#### GIVEN INFORMATION:
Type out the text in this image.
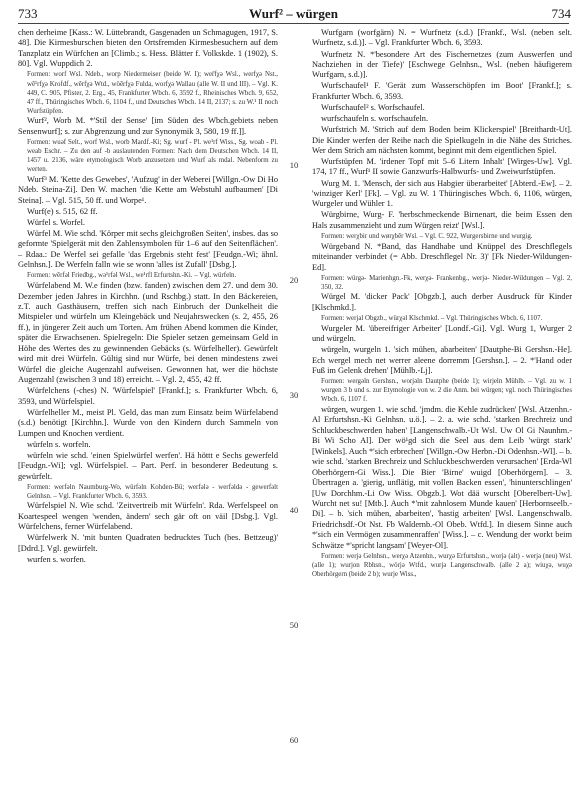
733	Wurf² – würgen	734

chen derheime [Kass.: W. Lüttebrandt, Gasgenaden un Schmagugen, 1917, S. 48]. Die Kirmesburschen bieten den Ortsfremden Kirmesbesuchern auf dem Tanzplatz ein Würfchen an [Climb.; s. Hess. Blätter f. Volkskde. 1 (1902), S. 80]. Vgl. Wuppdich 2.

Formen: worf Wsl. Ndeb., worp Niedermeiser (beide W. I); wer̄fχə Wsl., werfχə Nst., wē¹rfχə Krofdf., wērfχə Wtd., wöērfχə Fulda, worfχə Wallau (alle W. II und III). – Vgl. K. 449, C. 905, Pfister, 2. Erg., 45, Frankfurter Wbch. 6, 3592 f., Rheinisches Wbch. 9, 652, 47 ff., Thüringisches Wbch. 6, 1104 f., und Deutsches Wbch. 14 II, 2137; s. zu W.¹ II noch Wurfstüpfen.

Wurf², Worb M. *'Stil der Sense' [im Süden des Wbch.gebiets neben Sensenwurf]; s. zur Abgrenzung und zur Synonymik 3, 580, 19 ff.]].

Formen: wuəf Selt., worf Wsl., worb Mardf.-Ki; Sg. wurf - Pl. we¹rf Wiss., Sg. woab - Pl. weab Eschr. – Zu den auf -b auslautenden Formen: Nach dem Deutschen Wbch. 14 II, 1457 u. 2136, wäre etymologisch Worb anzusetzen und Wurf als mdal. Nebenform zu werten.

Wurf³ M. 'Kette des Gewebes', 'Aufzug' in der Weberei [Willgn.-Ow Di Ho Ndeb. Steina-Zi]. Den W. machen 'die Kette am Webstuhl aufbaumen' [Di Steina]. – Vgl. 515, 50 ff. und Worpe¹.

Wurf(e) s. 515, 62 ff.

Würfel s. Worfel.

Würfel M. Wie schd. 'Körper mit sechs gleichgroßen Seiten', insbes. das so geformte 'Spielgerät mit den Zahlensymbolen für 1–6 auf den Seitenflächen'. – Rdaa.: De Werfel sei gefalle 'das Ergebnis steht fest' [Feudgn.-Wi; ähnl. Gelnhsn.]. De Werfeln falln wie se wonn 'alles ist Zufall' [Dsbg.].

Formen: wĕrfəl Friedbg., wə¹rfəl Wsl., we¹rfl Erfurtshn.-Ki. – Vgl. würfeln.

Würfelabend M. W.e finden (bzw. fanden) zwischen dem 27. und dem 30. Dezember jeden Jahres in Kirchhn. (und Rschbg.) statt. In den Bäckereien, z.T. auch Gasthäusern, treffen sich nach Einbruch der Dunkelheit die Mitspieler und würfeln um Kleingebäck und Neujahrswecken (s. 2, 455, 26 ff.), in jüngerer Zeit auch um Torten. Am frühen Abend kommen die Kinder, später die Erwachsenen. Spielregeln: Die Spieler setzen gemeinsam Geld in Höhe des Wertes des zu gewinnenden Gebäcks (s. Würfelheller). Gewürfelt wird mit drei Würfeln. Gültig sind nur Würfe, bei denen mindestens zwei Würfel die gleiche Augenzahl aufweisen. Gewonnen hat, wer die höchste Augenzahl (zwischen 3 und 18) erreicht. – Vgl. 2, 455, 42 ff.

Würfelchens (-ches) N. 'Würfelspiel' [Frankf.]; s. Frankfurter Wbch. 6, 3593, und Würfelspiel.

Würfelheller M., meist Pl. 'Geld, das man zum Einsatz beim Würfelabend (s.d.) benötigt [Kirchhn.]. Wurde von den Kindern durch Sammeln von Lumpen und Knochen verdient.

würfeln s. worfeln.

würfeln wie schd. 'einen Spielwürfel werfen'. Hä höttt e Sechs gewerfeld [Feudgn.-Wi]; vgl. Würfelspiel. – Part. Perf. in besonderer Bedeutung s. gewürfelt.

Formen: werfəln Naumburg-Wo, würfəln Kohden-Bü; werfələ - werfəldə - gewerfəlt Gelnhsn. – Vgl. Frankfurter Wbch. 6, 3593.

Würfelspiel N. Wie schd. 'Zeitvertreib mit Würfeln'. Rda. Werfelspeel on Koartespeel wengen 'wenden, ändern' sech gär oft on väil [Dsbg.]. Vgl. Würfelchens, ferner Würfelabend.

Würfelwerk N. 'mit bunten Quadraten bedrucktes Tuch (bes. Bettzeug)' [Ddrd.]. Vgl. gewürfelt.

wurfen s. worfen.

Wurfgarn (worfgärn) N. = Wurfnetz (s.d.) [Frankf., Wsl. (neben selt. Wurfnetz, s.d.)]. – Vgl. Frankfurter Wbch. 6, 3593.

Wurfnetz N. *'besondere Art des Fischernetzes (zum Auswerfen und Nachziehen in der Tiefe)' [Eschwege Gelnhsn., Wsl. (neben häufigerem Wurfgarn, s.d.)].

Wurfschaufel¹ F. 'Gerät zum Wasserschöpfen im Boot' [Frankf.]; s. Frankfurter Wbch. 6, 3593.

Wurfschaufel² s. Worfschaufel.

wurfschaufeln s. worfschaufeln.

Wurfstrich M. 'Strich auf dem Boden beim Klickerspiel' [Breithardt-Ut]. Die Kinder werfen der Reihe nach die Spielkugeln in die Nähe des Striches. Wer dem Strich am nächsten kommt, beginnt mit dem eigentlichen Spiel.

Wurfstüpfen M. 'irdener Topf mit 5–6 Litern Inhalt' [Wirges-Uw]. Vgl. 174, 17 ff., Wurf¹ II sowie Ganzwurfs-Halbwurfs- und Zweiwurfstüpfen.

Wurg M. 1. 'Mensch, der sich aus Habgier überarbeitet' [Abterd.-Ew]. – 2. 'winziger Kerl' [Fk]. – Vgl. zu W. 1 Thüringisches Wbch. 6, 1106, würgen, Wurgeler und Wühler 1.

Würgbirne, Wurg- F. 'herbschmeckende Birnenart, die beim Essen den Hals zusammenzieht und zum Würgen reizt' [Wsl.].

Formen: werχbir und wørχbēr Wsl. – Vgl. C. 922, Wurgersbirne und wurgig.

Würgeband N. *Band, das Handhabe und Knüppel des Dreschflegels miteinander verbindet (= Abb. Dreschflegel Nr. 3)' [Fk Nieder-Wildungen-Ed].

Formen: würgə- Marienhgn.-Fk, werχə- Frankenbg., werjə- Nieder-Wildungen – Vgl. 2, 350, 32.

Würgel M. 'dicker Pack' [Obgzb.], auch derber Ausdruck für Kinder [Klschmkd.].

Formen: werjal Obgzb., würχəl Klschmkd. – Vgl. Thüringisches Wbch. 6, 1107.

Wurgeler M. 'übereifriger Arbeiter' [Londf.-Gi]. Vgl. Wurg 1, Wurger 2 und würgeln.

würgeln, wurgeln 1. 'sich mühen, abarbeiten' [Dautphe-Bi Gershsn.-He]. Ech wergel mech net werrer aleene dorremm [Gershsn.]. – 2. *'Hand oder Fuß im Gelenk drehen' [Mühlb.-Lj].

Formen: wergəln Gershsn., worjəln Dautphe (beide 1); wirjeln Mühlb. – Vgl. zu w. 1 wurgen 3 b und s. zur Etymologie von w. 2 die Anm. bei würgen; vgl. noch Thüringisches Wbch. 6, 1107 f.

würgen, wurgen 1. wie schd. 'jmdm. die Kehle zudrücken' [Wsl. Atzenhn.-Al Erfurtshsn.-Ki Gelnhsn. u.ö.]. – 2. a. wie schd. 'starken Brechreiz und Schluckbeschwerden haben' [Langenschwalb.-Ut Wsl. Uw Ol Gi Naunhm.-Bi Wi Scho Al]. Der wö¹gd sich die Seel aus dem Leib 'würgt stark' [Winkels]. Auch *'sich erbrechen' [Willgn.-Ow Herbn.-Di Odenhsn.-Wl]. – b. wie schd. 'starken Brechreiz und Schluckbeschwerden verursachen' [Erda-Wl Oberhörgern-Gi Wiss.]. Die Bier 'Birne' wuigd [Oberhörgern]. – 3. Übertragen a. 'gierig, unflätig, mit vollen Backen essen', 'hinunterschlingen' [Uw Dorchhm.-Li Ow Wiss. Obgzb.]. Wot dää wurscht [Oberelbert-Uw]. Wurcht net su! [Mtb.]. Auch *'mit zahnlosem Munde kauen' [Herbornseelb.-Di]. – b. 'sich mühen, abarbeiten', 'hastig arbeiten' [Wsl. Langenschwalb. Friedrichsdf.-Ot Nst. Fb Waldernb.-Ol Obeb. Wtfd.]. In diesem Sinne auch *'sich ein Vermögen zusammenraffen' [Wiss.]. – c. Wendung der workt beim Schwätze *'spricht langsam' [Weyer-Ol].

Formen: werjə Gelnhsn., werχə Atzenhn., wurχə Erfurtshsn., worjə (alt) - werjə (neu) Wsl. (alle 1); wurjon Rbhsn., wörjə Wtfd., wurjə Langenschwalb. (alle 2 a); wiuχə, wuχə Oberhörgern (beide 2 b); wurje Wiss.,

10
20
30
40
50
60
==
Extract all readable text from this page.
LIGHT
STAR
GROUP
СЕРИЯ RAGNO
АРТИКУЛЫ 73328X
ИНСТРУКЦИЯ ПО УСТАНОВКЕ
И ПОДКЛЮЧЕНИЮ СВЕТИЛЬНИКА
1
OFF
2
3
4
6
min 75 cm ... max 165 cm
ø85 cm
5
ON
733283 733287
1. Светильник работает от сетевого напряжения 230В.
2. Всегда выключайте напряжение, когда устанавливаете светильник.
---
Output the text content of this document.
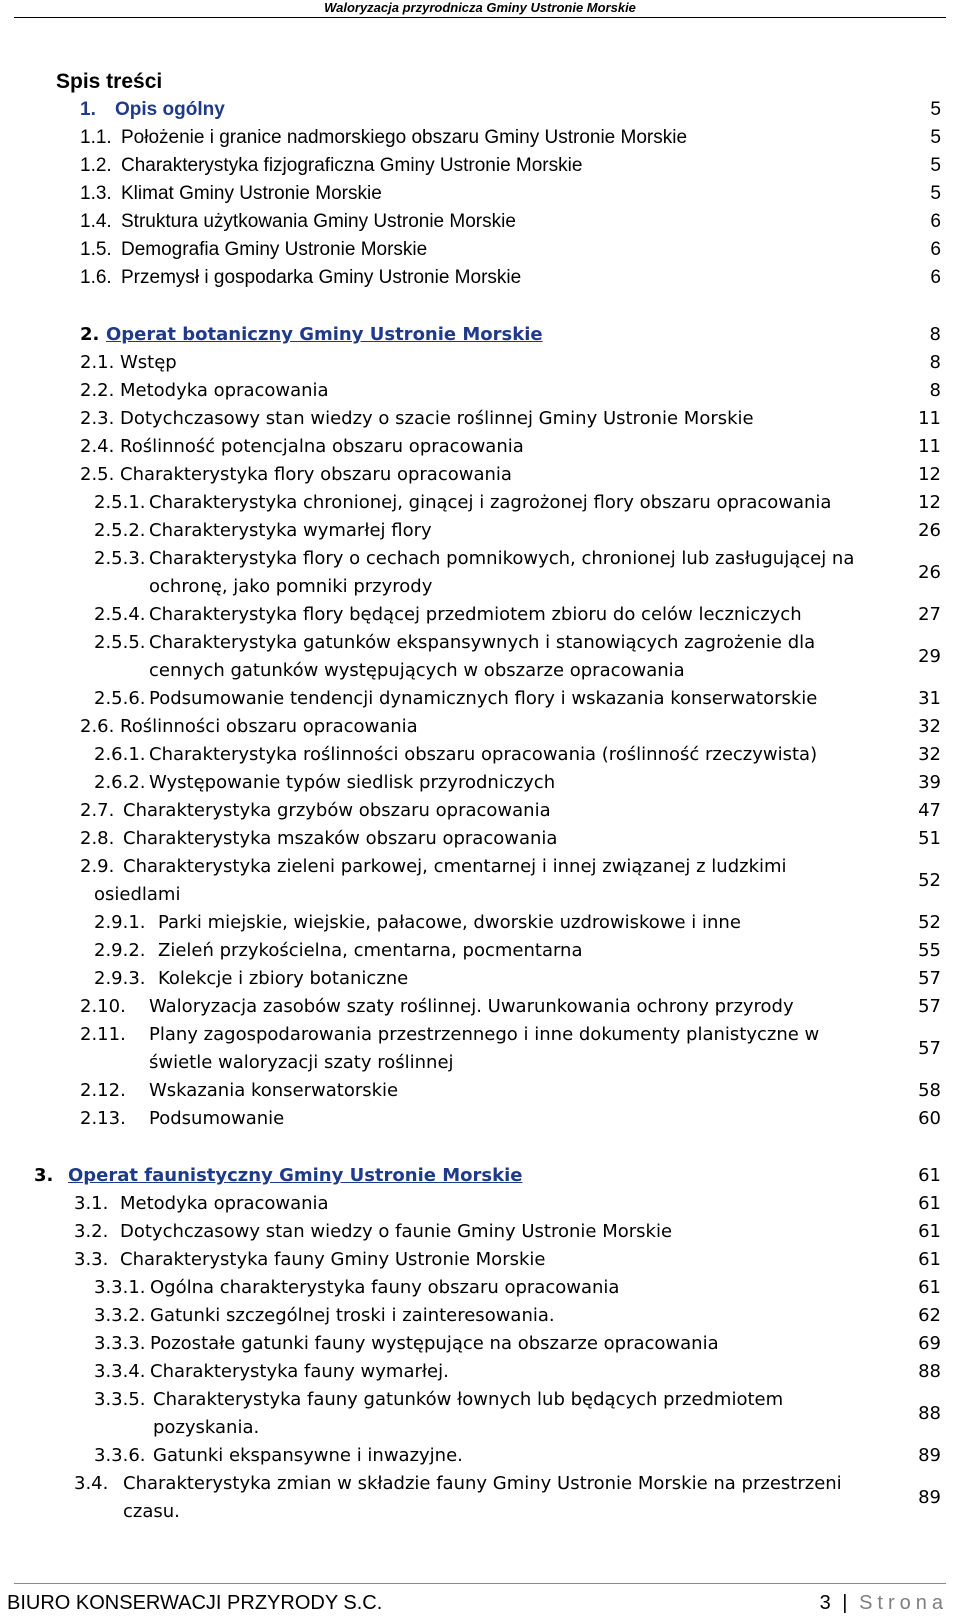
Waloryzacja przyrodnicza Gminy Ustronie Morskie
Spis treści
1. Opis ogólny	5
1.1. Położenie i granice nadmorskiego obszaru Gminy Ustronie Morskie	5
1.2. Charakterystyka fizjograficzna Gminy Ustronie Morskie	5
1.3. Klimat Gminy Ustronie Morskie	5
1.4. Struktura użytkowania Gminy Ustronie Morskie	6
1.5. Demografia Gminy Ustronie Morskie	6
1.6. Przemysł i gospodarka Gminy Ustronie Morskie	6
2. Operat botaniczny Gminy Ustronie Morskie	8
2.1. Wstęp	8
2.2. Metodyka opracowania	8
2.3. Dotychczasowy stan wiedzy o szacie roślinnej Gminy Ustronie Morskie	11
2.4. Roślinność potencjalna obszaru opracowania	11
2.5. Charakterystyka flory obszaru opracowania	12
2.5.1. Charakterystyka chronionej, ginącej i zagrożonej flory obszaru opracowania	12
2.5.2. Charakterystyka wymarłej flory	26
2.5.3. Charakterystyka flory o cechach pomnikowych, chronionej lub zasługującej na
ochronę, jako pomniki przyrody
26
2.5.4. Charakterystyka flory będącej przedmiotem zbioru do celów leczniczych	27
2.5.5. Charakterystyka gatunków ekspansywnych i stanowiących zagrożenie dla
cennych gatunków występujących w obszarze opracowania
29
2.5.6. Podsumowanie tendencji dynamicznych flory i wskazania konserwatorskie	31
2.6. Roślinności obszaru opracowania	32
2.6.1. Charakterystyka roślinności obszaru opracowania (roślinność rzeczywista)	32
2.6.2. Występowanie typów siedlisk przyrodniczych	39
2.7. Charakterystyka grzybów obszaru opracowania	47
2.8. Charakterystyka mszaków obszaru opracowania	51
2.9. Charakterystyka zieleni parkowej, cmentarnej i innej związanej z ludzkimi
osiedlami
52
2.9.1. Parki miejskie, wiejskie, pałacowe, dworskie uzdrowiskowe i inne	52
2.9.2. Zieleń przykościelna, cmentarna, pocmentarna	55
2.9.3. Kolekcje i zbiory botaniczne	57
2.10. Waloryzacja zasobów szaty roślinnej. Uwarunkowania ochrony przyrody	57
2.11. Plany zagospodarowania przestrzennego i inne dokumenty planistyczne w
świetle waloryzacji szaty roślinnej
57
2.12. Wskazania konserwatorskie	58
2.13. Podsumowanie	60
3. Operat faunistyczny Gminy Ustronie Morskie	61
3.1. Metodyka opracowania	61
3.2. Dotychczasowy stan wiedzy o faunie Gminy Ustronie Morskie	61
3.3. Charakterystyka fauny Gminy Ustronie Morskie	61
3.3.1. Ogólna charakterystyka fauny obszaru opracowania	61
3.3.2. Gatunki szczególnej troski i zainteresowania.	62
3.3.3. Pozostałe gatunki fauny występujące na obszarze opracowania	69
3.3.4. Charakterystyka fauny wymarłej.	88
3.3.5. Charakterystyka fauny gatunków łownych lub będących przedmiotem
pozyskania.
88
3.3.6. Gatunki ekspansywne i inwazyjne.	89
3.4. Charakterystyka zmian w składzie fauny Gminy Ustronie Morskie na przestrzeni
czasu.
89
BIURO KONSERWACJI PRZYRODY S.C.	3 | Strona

#### EXERCISE AIM:
Look through the material above and work out how many of its lines contain "Erfurtshsn". State the number only.

#### FINAL ANSWER:
2